Each entry needs to be restated exactly as written.

==== GIVEN RECORDS

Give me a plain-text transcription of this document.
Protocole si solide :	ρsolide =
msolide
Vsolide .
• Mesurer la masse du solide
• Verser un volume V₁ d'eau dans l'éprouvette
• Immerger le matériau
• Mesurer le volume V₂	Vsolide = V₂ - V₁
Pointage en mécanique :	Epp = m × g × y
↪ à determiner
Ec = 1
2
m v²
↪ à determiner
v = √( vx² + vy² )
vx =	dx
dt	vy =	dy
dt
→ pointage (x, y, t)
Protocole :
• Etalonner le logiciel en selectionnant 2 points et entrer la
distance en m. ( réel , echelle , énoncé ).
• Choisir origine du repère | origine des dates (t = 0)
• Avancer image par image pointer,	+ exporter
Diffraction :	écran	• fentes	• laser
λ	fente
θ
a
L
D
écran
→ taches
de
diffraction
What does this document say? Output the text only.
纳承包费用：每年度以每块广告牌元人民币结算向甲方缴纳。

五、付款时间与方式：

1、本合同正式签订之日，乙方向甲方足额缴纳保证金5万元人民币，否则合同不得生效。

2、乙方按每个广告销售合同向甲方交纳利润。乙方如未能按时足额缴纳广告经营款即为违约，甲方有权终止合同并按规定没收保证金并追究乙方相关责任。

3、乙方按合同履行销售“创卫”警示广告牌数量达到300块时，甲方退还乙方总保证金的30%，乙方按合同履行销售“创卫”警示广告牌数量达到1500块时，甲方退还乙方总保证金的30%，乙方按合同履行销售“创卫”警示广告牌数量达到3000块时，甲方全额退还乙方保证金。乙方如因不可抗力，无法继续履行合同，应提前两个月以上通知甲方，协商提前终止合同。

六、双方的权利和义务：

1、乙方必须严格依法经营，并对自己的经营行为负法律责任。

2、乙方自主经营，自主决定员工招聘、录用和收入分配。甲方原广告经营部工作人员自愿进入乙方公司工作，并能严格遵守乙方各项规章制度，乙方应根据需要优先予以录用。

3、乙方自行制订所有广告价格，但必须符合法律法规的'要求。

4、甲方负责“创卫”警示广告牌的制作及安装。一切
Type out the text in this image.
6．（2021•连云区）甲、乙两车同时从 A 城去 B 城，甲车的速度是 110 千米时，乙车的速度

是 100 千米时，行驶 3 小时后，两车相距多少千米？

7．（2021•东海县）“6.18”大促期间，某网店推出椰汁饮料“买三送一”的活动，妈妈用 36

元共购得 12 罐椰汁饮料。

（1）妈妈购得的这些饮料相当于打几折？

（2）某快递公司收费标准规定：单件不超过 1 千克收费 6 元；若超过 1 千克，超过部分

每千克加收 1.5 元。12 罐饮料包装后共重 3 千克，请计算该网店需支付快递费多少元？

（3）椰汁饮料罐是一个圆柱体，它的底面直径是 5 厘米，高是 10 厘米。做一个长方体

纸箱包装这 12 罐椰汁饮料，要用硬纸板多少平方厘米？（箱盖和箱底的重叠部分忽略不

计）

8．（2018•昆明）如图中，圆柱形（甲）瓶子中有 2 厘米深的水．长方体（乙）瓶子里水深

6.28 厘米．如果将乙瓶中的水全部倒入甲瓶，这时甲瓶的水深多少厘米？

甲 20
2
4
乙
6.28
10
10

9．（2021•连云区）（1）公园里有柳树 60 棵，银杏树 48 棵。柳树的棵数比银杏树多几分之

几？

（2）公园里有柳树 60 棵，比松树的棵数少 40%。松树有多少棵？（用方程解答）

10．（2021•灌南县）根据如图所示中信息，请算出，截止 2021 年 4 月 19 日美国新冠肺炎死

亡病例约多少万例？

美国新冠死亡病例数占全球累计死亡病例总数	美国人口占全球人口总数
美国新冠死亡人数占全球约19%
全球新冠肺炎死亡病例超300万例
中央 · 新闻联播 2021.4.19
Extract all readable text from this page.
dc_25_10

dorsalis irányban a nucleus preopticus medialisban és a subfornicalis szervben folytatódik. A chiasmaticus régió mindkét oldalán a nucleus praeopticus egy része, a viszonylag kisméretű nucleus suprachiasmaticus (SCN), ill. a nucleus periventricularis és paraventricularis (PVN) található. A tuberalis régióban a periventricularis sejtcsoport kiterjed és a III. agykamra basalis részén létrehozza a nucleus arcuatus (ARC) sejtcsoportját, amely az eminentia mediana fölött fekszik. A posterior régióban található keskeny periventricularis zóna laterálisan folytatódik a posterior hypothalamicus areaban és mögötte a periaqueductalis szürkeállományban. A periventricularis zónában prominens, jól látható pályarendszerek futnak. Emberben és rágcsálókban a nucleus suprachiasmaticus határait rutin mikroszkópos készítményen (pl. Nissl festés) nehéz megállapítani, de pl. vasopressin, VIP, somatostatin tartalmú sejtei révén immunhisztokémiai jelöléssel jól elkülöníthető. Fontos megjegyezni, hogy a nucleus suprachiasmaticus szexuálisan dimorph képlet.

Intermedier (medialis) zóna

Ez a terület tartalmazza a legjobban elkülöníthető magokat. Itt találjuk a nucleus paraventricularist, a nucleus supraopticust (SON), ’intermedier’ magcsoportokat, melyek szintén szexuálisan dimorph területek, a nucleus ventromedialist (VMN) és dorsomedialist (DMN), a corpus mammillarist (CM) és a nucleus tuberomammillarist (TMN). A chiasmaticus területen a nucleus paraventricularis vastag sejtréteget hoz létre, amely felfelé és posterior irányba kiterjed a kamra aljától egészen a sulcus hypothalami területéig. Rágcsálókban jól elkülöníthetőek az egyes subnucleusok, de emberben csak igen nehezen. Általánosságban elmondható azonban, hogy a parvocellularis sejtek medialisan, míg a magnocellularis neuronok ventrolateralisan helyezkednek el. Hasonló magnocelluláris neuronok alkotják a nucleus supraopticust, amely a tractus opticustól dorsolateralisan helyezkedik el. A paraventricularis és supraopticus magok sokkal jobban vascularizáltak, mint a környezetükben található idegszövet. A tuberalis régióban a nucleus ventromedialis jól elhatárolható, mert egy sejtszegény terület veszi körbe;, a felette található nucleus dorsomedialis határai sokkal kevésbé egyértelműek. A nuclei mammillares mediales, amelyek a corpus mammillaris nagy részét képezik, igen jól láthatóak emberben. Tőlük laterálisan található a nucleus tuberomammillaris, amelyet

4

========

▸ EXERCISE RESPONSE
Give me a plain-text transcription of this document.
Protocole si solide :	ρsolide =
msolide
Vsolide .
• Mesurer la masse du solide
• Verser un volume V₁ d'eau dans l'éprouvette
• Immerger le matériau
• Mesurer le volume V₂	Vsolide = V₂ - V₁
Pointage en mécanique :	Epp = m × g × y
↪ à determiner
Ec = 1
2
m v²
↪ à determiner
v = √( vx² + vy² )
vx =	dx
dt	vy =	dy
dt
→ pointage (x, y, t)
Protocole :
• Etalonner le logiciel en selectionnant 2 points et entrer la
distance en m. ( réel , echelle , énoncé ).
• Choisir origine du repère | origine des dates (t = 0)
• Avancer image par image pointer,	+ exporter
Diffraction :	écran	• fentes	• laser
λ	fente
θ
a
L
D
écran
→ taches
de
diffraction
What does this document say? Output the text only.
纳承包费用：每年度以每块广告牌元人民币结算向甲方缴纳。

五、付款时间与方式：

1、本合同正式签订之日，乙方向甲方足额缴纳保证金5万元人民币，否则合同不得生效。

2、乙方按每个广告销售合同向甲方交纳利润。乙方如未能按时足额缴纳广告经营款即为违约，甲方有权终止合同并按规定没收保证金并追究乙方相关责任。

3、乙方按合同履行销售“创卫”警示广告牌数量达到300块时，甲方退还乙方总保证金的30%，乙方按合同履行销售“创卫”警示广告牌数量达到1500块时，甲方退还乙方总保证金的30%，乙方按合同履行销售“创卫”警示广告牌数量达到3000块时，甲方全额退还乙方保证金。乙方如因不可抗力，无法继续履行合同，应提前两个月以上通知甲方，协商提前终止合同。

六、双方的权利和义务：

1、乙方必须严格依法经营，并对自己的经营行为负法律责任。

2、乙方自主经营，自主决定员工招聘、录用和收入分配。甲方原广告经营部工作人员自愿进入乙方公司工作，并能严格遵守乙方各项规章制度，乙方应根据需要优先予以录用。

3、乙方自行制订所有广告价格，但必须符合法律法规的'要求。

4、甲方负责“创卫”警示广告牌的制作及安装。一切
Type out the text in this image.
6．（2021•连云区）甲、乙两车同时从 A 城去 B 城，甲车的速度是 110 千米时，乙车的速度

是 100 千米时，行驶 3 小时后，两车相距多少千米？

7．（2021•东海县）“6.18”大促期间，某网店推出椰汁饮料“买三送一”的活动，妈妈用 36

元共购得 12 罐椰汁饮料。

（1）妈妈购得的这些饮料相当于打几折？

（2）某快递公司收费标准规定：单件不超过 1 千克收费 6 元；若超过 1 千克，超过部分

每千克加收 1.5 元。12 罐饮料包装后共重 3 千克，请计算该网店需支付快递费多少元？

（3）椰汁饮料罐是一个圆柱体，它的底面直径是 5 厘米，高是 10 厘米。做一个长方体

纸箱包装这 12 罐椰汁饮料，要用硬纸板多少平方厘米？（箱盖和箱底的重叠部分忽略不

计）

8．（2018•昆明）如图中，圆柱形（甲）瓶子中有 2 厘米深的水．长方体（乙）瓶子里水深

6.28 厘米．如果将乙瓶中的水全部倒入甲瓶，这时甲瓶的水深多少厘米？

甲 20
2
4
乙
6.28
10
10

9．（2021•连云区）（1）公园里有柳树 60 棵，银杏树 48 棵。柳树的棵数比银杏树多几分之

几？

（2）公园里有柳树 60 棵，比松树的棵数少 40%。松树有多少棵？（用方程解答）

10．（2021•灌南县）根据如图所示中信息，请算出，截止 2021 年 4 月 19 日美国新冠肺炎死

亡病例约多少万例？

美国新冠死亡病例数占全球累计死亡病例总数	美国人口占全球人口总数
美国新冠死亡人数占全球约19%
全球新冠肺炎死亡病例超300万例
中央 · 新闻联播 2021.4.19
Extract all readable text from this page.
dc_25_10

dorsalis irányban a nucleus preopticus medialisban és a subfornicalis szervben folytatódik. A chiasmaticus régió mindkét oldalán a nucleus praeopticus egy része, a viszonylag kisméretű nucleus suprachiasmaticus (SCN), ill. a nucleus periventricularis és paraventricularis (PVN) található. A tuberalis régióban a periventricularis sejtcsoport kiterjed és a III. agykamra basalis részén létrehozza a nucleus arcuatus (ARC) sejtcsoportját, amely az eminentia mediana fölött fekszik. A posterior régióban található keskeny periventricularis zóna laterálisan folytatódik a posterior hypothalamicus areaban és mögötte a periaqueductalis szürkeállományban. A periventricularis zónában prominens, jól látható pályarendszerek futnak. Emberben és rágcsálókban a nucleus suprachiasmaticus határait rutin mikroszkópos készítményen (pl. Nissl festés) nehéz megállapítani, de pl. vasopressin, VIP, somatostatin tartalmú sejtei révén immunhisztokémiai jelöléssel jól elkülöníthető. Fontos megjegyezni, hogy a nucleus suprachiasmaticus szexuálisan dimorph képlet.

Intermedier (medialis) zóna

Ez a terület tartalmazza a legjobban elkülöníthető magokat. Itt találjuk a nucleus paraventricularist, a nucleus supraopticust (SON), ’intermedier’ magcsoportokat, melyek szintén szexuálisan dimorph területek, a nucleus ventromedialist (VMN) és dorsomedialist (DMN), a corpus mammillarist (CM) és a nucleus tuberomammillarist (TMN). A chiasmaticus területen a nucleus paraventricularis vastag sejtréteget hoz létre, amely felfelé és posterior irányba kiterjed a kamra aljától egészen a sulcus hypothalami területéig. Rágcsálókban jól elkülöníthetőek az egyes subnucleusok, de emberben csak igen nehezen. Általánosságban elmondható azonban, hogy a parvocellularis sejtek medialisan, míg a magnocellularis neuronok ventrolateralisan helyezkednek el. Hasonló magnocelluláris neuronok alkotják a nucleus supraopticust, amely a tractus opticustól dorsolateralisan helyezkedik el. A paraventricularis és supraopticus magok sokkal jobban vascularizáltak, mint a környezetükben található idegszövet. A tuberalis régióban a nucleus ventromedialis jól elhatárolható, mert egy sejtszegény terület veszi körbe;, a felette található nucleus dorsomedialis határai sokkal kevésbé egyértelműek. A nuclei mammillares mediales, amelyek a corpus mammillaris nagy részét képezik, igen jól láthatóak emberben. Tőlük laterálisan található a nucleus tuberomammillaris, amelyet

4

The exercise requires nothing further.